Repeat each line of the material below exactly as it appears, minus any pictures.
[Start of Data for the task]
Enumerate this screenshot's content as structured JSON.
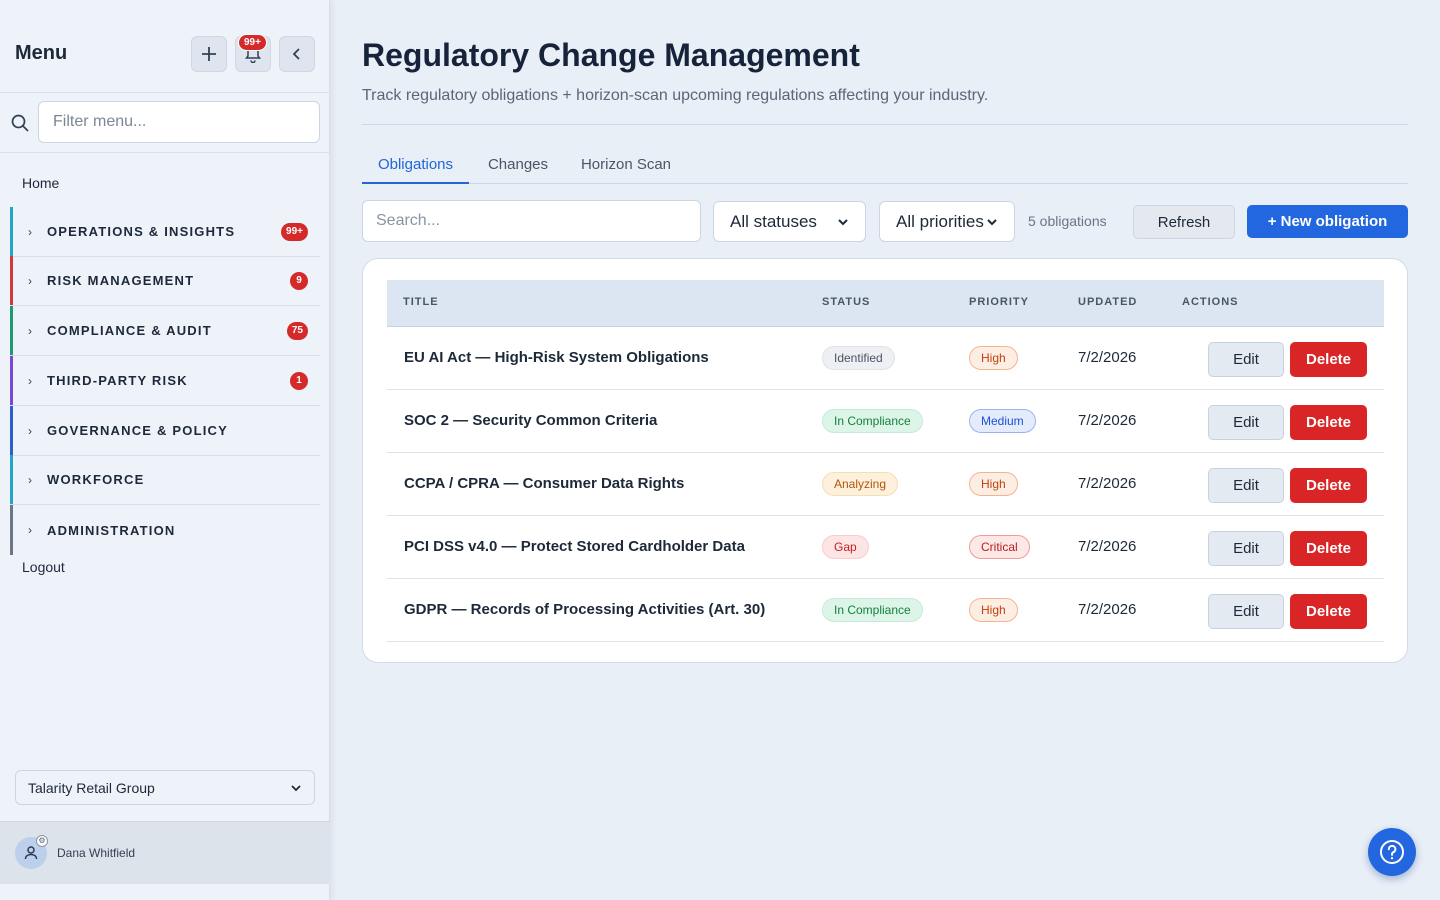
{
  "sidebar": {
    "title": "Menu",
    "notification_badge": "99+",
    "filter_placeholder": "Filter menu...",
    "home": "Home",
    "logout": "Logout",
    "sections": [
      {
        "label": "OPERATIONS & INSIGHTS",
        "badge": "99+",
        "color": "#23a3c5"
      },
      {
        "label": "RISK MANAGEMENT",
        "badge": "9",
        "color": "#d23a3a"
      },
      {
        "label": "COMPLIANCE & AUDIT",
        "badge": "75",
        "color": "#1e9b6e"
      },
      {
        "label": "THIRD-PARTY RISK",
        "badge": "1",
        "color": "#7a47d6"
      },
      {
        "label": "GOVERNANCE & POLICY",
        "badge": "",
        "color": "#2f5ccf"
      },
      {
        "label": "WORKFORCE",
        "badge": "",
        "color": "#23a3c5"
      },
      {
        "label": "ADMINISTRATION",
        "badge": "",
        "color": "#6b7686"
      }
    ],
    "org_selected": "Talarity Retail Group",
    "user_name": "Dana Whitfield"
  },
  "page": {
    "title": "Regulatory Change Management",
    "subtitle": "Track regulatory obligations + horizon-scan upcoming regulations affecting your industry."
  },
  "tabs": [
    "Obligations",
    "Changes",
    "Horizon Scan"
  ],
  "toolbar": {
    "search_placeholder": "Search...",
    "status_filter": "All statuses",
    "priority_filter": "All priorities",
    "count": "5 obligations",
    "refresh": "Refresh",
    "new": "+ New obligation"
  },
  "table": {
    "headers": {
      "title": "TITLE",
      "status": "STATUS",
      "priority": "PRIORITY",
      "updated": "UPDATED",
      "actions": "ACTIONS"
    },
    "edit_label": "Edit",
    "delete_label": "Delete",
    "rows": [
      {
        "title": "EU AI Act — High-Risk System Obligations",
        "status": "Identified",
        "priority": "High",
        "updated": "7/2/2026"
      },
      {
        "title": "SOC 2 — Security Common Criteria",
        "status": "In Compliance",
        "priority": "Medium",
        "updated": "7/2/2026"
      },
      {
        "title": "CCPA / CPRA — Consumer Data Rights",
        "status": "Analyzing",
        "priority": "High",
        "updated": "7/2/2026"
      },
      {
        "title": "PCI DSS v4.0 — Protect Stored Cardholder Data",
        "status": "Gap",
        "priority": "Critical",
        "updated": "7/2/2026"
      },
      {
        "title": "GDPR — Records of Processing Activities (Art. 30)",
        "status": "In Compliance",
        "priority": "High",
        "updated": "7/2/2026"
      }
    ]
  },
  "colors": {
    "accent": "#2266e0",
    "danger": "#d92525"
  }
}
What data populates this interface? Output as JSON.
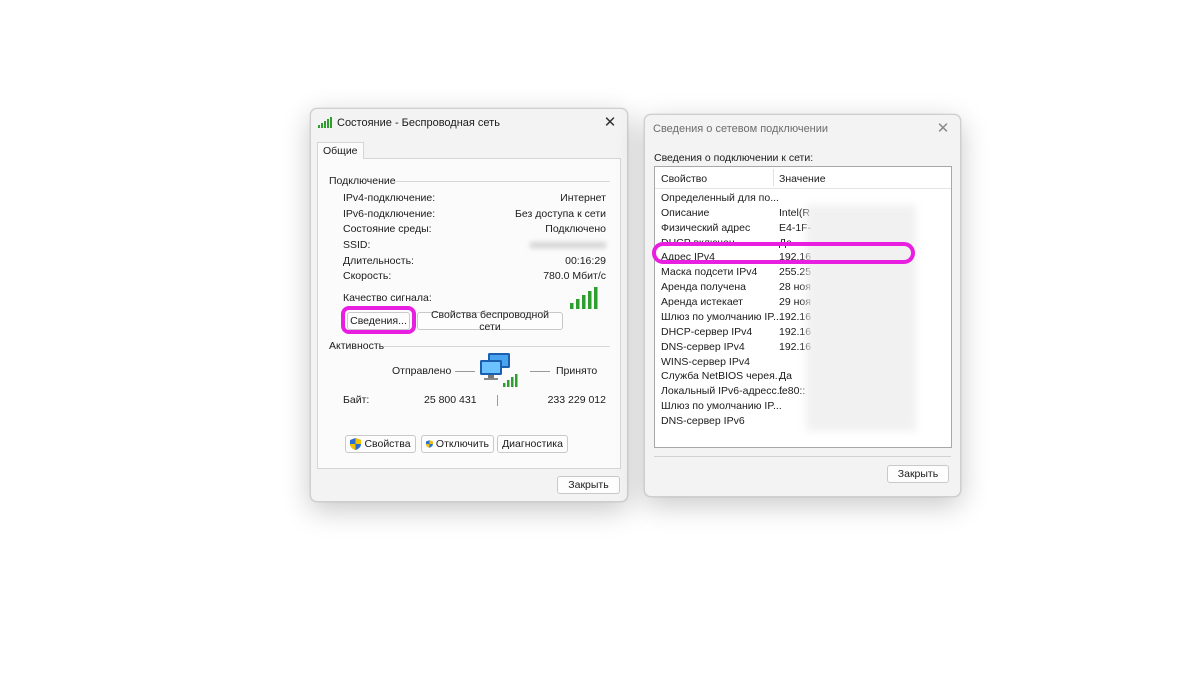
{
  "status_window": {
    "title": "Состояние - Беспроводная сеть",
    "close_glyph": "✕",
    "tab": "Общие",
    "connection": {
      "heading": "Подключение",
      "rows": [
        {
          "label": "IPv4-подключение:",
          "value": "Интернет"
        },
        {
          "label": "IPv6-подключение:",
          "value": "Без доступа к сети"
        },
        {
          "label": "Состояние среды:",
          "value": "Подключено"
        },
        {
          "label": "SSID:",
          "value": "●●●●●●●●●●●●"
        },
        {
          "label": "Длительность:",
          "value": "00:16:29"
        },
        {
          "label": "Скорость:",
          "value": "780.0 Мбит/с"
        }
      ],
      "signal_label": "Качество сигнала:",
      "details_button": "Сведения...",
      "wireless_props_button": "Свойства беспроводной сети"
    },
    "activity": {
      "heading": "Активность",
      "sent_label": "Отправлено",
      "received_label": "Принято",
      "bytes_label": "Байт:",
      "bytes_sent": "25 800 431",
      "bytes_received": "233 229 012"
    },
    "buttons": {
      "properties": "Свойства",
      "disable": "Отключить",
      "diagnostics": "Диагностика",
      "close": "Закрыть"
    }
  },
  "details_window": {
    "title": "Сведения о сетевом подключении",
    "close_glyph": "✕",
    "subtitle": "Сведения о подключении к сети:",
    "columns": [
      "Свойство",
      "Значение"
    ],
    "rows": [
      {
        "property": "Определенный для по...",
        "value": ""
      },
      {
        "property": "Описание",
        "value": "Intel(R"
      },
      {
        "property": "Физический адрес",
        "value": "E4-1F-"
      },
      {
        "property": "DHCP включен",
        "value": "Да"
      },
      {
        "property": "Адрес IPv4",
        "value": "192.16"
      },
      {
        "property": "Маска подсети IPv4",
        "value": "255.25"
      },
      {
        "property": "Аренда получена",
        "value": "28 ноя"
      },
      {
        "property": "Аренда истекает",
        "value": "29 ноя"
      },
      {
        "property": "Шлюз по умолчанию IP...",
        "value": "192.16"
      },
      {
        "property": "DHCP-сервер IPv4",
        "value": "192.16"
      },
      {
        "property": "DNS-сервер IPv4",
        "value": "192.16"
      },
      {
        "property": "WINS-сервер IPv4",
        "value": ""
      },
      {
        "property": "Служба NetBIOS черея...",
        "value": "Да"
      },
      {
        "property": "Локальный IPv6-адресс...",
        "value": "fe80::"
      },
      {
        "property": "Шлюз по умолчанию IP...",
        "value": ""
      },
      {
        "property": "DNS-сервер IPv6",
        "value": ""
      }
    ],
    "close_button": "Закрыть"
  },
  "colors": {
    "highlight": "#e81ee0",
    "signal_green": "#2e9e2e",
    "window_bg": "#f3f3f3"
  }
}
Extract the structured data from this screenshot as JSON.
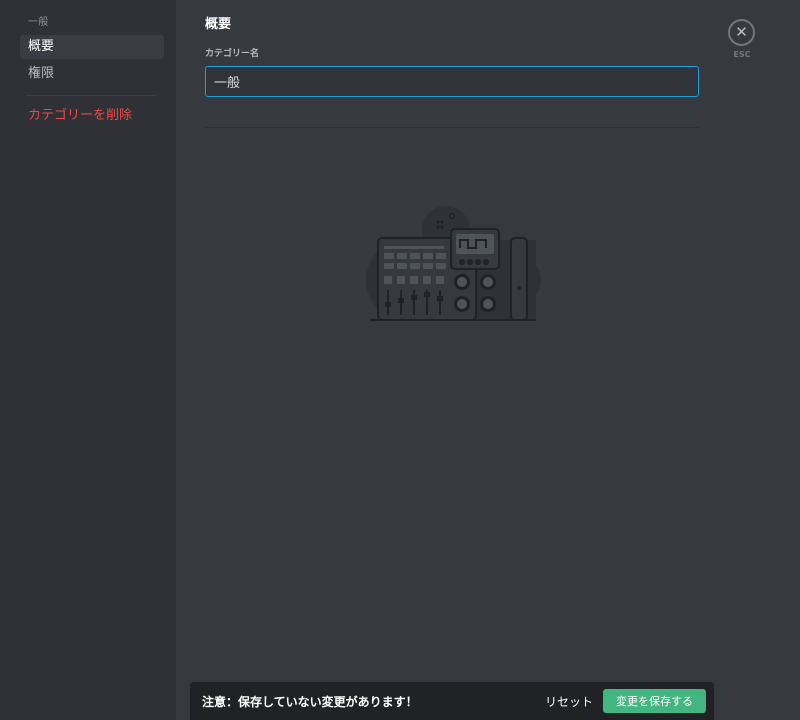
{
  "sidebar": {
    "header": "一般",
    "items": [
      {
        "label": "概要"
      },
      {
        "label": "権限"
      }
    ],
    "delete_label": "カテゴリーを削除"
  },
  "main": {
    "title": "概要",
    "field_label": "カテゴリー名",
    "category_name": "一般"
  },
  "close": {
    "icon": "close-icon",
    "label": "ESC"
  },
  "notice": {
    "text": "注意：保存していない変更があります！",
    "reset_label": "リセット",
    "save_label": "変更を保存する"
  },
  "colors": {
    "background": "#36393f",
    "sidebar": "#2f3136",
    "danger": "#f04747",
    "accent_input": "#1f9ed8",
    "save": "#43b581"
  }
}
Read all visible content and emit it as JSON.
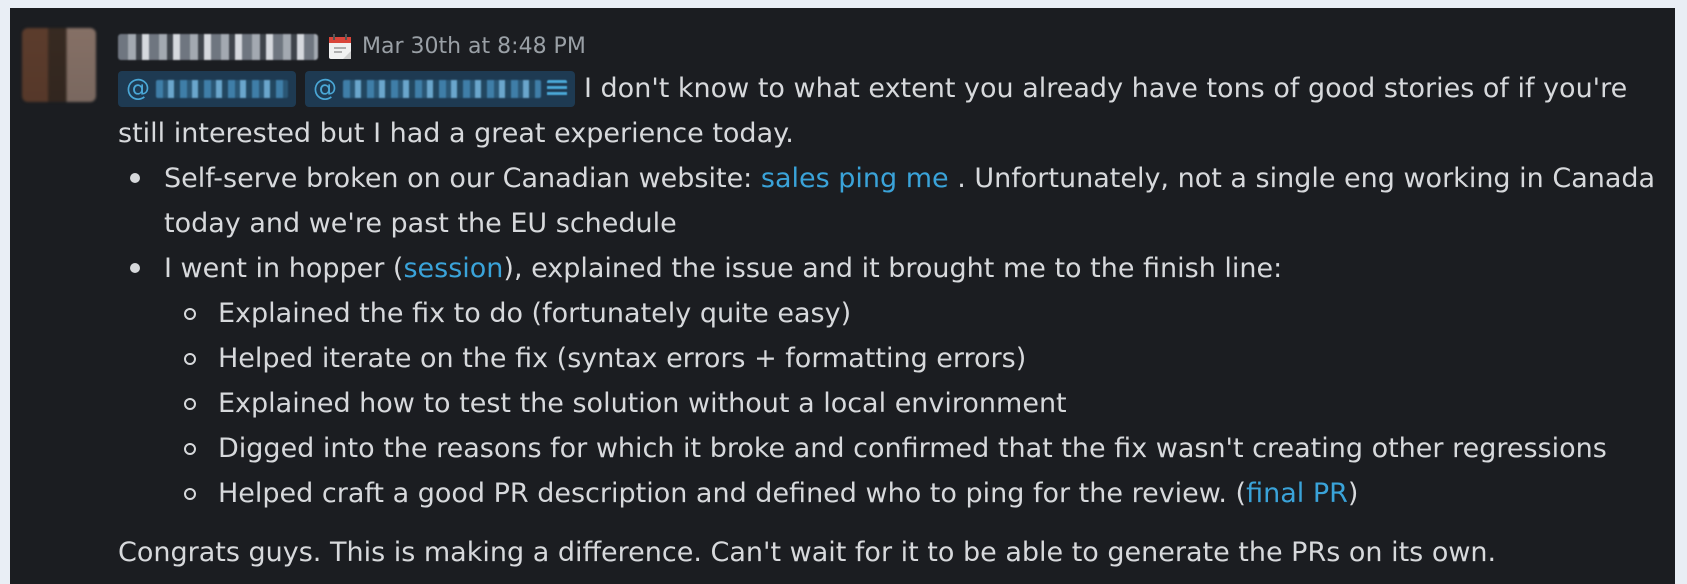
{
  "message": {
    "timestamp": "Mar 30th at 8:48 PM",
    "mentions": [
      {
        "at": "@"
      },
      {
        "at": "@"
      }
    ],
    "intro_line1": "I don't know to what extent you already have tons of good stories of if you're",
    "intro_line2": "still interested but I had a great experience today.",
    "bullet1": {
      "before": "Self-serve broken on our Canadian website: ",
      "link": "sales ping me",
      "after_line1": " . Unfortunately, not a single eng working in Canada",
      "line2": "today and we're past the EU schedule"
    },
    "bullet2": {
      "before": "I went in hopper (",
      "link": "session",
      "after": "), explained the issue and it brought me to the finish line:",
      "subitems": [
        "Explained the fix to do (fortunately quite easy)",
        "Helped iterate on the fix (syntax errors + formatting errors)",
        "Explained how to test the solution without a local environment",
        "Digged into the reasons for which it broke and confirmed that the fix wasn't creating other regressions"
      ],
      "last_sub_before": "Helped craft a good PR description and defined who to ping for the review. (",
      "last_sub_link": "final PR",
      "last_sub_after": ")"
    },
    "closing": "Congrats guys. This is making a difference. Can't wait for it to be able to generate the PRs on its own."
  },
  "colors": {
    "background": "#1b1d21",
    "text": "#d7d9dc",
    "link": "#3aa3d9",
    "mention_bg": "#1e3a52",
    "timestamp": "#9aa0a6"
  }
}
[End of Data for the task]
• **The completed task**
Enumerate this screenshot's content as structured JSON.
{
  "sidebar": {
    "title": "Menu",
    "notification_badge": "99+",
    "filter_placeholder": "Filter menu...",
    "home": "Home",
    "logout": "Logout",
    "sections": [
      {
        "label": "OPERATIONS & INSIGHTS",
        "badge": "99+",
        "color": "#23a3c5"
      },
      {
        "label": "RISK MANAGEMENT",
        "badge": "9",
        "color": "#d23a3a"
      },
      {
        "label": "COMPLIANCE & AUDIT",
        "badge": "75",
        "color": "#1e9b6e"
      },
      {
        "label": "THIRD-PARTY RISK",
        "badge": "1",
        "color": "#7a47d6"
      },
      {
        "label": "GOVERNANCE & POLICY",
        "badge": "",
        "color": "#2f5ccf"
      },
      {
        "label": "WORKFORCE",
        "badge": "",
        "color": "#23a3c5"
      },
      {
        "label": "ADMINISTRATION",
        "badge": "",
        "color": "#6b7686"
      }
    ],
    "org_selected": "Talarity Retail Group",
    "user_name": "Dana Whitfield"
  },
  "page": {
    "title": "Regulatory Change Management",
    "subtitle": "Track regulatory obligations + horizon-scan upcoming regulations affecting your industry."
  },
  "tabs": [
    "Obligations",
    "Changes",
    "Horizon Scan"
  ],
  "toolbar": {
    "search_placeholder": "Search...",
    "status_filter": "All statuses",
    "priority_filter": "All priorities",
    "count": "5 obligations",
    "refresh": "Refresh",
    "new": "+ New obligation"
  },
  "table": {
    "headers": {
      "title": "TITLE",
      "status": "STATUS",
      "priority": "PRIORITY",
      "updated": "UPDATED",
      "actions": "ACTIONS"
    },
    "edit_label": "Edit",
    "delete_label": "Delete",
    "rows": [
      {
        "title": "EU AI Act — High-Risk System Obligations",
        "status": "Identified",
        "priority": "High",
        "updated": "7/2/2026"
      },
      {
        "title": "SOC 2 — Security Common Criteria",
        "status": "In Compliance",
        "priority": "Medium",
        "updated": "7/2/2026"
      },
      {
        "title": "CCPA / CPRA — Consumer Data Rights",
        "status": "Analyzing",
        "priority": "High",
        "updated": "7/2/2026"
      },
      {
        "title": "PCI DSS v4.0 — Protect Stored Cardholder Data",
        "status": "Gap",
        "priority": "Critical",
        "updated": "7/2/2026"
      },
      {
        "title": "GDPR — Records of Processing Activities (Art. 30)",
        "status": "In Compliance",
        "priority": "High",
        "updated": "7/2/2026"
      }
    ]
  },
  "colors": {
    "accent": "#2266e0",
    "danger": "#d92525"
  }
}
What data populates this interface? Output as JSON.
{
  "status_window": {
    "title": "Состояние - Беспроводная сеть",
    "close_glyph": "✕",
    "tab": "Общие",
    "connection": {
      "heading": "Подключение",
      "rows": [
        {
          "label": "IPv4-подключение:",
          "value": "Интернет"
        },
        {
          "label": "IPv6-подключение:",
          "value": "Без доступа к сети"
        },
        {
          "label": "Состояние среды:",
          "value": "Подключено"
        },
        {
          "label": "SSID:",
          "value": "●●●●●●●●●●●●"
        },
        {
          "label": "Длительность:",
          "value": "00:16:29"
        },
        {
          "label": "Скорость:",
          "value": "780.0 Мбит/с"
        }
      ],
      "signal_label": "Качество сигнала:",
      "details_button": "Сведения...",
      "wireless_props_button": "Свойства беспроводной сети"
    },
    "activity": {
      "heading": "Активность",
      "sent_label": "Отправлено",
      "received_label": "Принято",
      "bytes_label": "Байт:",
      "bytes_sent": "25 800 431",
      "bytes_received": "233 229 012"
    },
    "buttons": {
      "properties": "Свойства",
      "disable": "Отключить",
      "diagnostics": "Диагностика",
      "close": "Закрыть"
    }
  },
  "details_window": {
    "title": "Сведения о сетевом подключении",
    "close_glyph": "✕",
    "subtitle": "Сведения о подключении к сети:",
    "columns": [
      "Свойство",
      "Значение"
    ],
    "rows": [
      {
        "property": "Определенный для по...",
        "value": ""
      },
      {
        "property": "Описание",
        "value": "Intel(R"
      },
      {
        "property": "Физический адрес",
        "value": "E4-1F-"
      },
      {
        "property": "DHCP включен",
        "value": "Да"
      },
      {
        "property": "Адрес IPv4",
        "value": "192.16"
      },
      {
        "property": "Маска подсети IPv4",
        "value": "255.25"
      },
      {
        "property": "Аренда получена",
        "value": "28 ноя"
      },
      {
        "property": "Аренда истекает",
        "value": "29 ноя"
      },
      {
        "property": "Шлюз по умолчанию IP...",
        "value": "192.16"
      },
      {
        "property": "DHCP-сервер IPv4",
        "value": "192.16"
      },
      {
        "property": "DNS-сервер IPv4",
        "value": "192.16"
      },
      {
        "property": "WINS-сервер IPv4",
        "value": ""
      },
      {
        "property": "Служба NetBIOS черея...",
        "value": "Да"
      },
      {
        "property": "Локальный IPv6-адресс...",
        "value": "fe80::"
      },
      {
        "property": "Шлюз по умолчанию IP...",
        "value": ""
      },
      {
        "property": "DNS-сервер IPv6",
        "value": ""
      }
    ],
    "close_button": "Закрыть"
  },
  "colors": {
    "highlight": "#e81ee0",
    "signal_green": "#2e9e2e",
    "window_bg": "#f3f3f3"
  }
}
Extract the structured data from this screenshot as JSON.
{
  "sidebar": {
    "header": "一般",
    "items": [
      {
        "label": "概要"
      },
      {
        "label": "権限"
      }
    ],
    "delete_label": "カテゴリーを削除"
  },
  "main": {
    "title": "概要",
    "field_label": "カテゴリー名",
    "category_name": "一般"
  },
  "close": {
    "icon": "close-icon",
    "label": "ESC"
  },
  "notice": {
    "text": "注意：保存していない変更があります！",
    "reset_label": "リセット",
    "save_label": "変更を保存する"
  },
  "colors": {
    "background": "#36393f",
    "sidebar": "#2f3136",
    "danger": "#f04747",
    "accent_input": "#1f9ed8",
    "save": "#43b581"
  }
}
Read all visible content and emit it as JSON.
{
  "message": {
    "timestamp": "Mar 30th at 8:48 PM",
    "mentions": [
      {
        "at": "@"
      },
      {
        "at": "@"
      }
    ],
    "intro_line1": "I don't know to what extent you already have tons of good stories of if you're",
    "intro_line2": "still interested but I had a great experience today.",
    "bullet1": {
      "before": "Self-serve broken on our Canadian website: ",
      "link": "sales ping me",
      "after_line1": " . Unfortunately, not a single eng working in Canada",
      "line2": "today and we're past the EU schedule"
    },
    "bullet2": {
      "before": "I went in hopper (",
      "link": "session",
      "after": "), explained the issue and it brought me to the finish line:",
      "subitems": [
        "Explained the fix to do (fortunately quite easy)",
        "Helped iterate on the fix (syntax errors + formatting errors)",
        "Explained how to test the solution without a local environment",
        "Digged into the reasons for which it broke and confirmed that the fix wasn't creating other regressions"
      ],
      "last_sub_before": "Helped craft a good PR description and defined who to ping for the review. (",
      "last_sub_link": "final PR",
      "last_sub_after": ")"
    },
    "closing": "Congrats guys. This is making a difference. Can't wait for it to be able to generate the PRs on its own."
  },
  "colors": {
    "background": "#1b1d21",
    "text": "#d7d9dc",
    "link": "#3aa3d9",
    "mention_bg": "#1e3a52",
    "timestamp": "#9aa0a6"
  }
}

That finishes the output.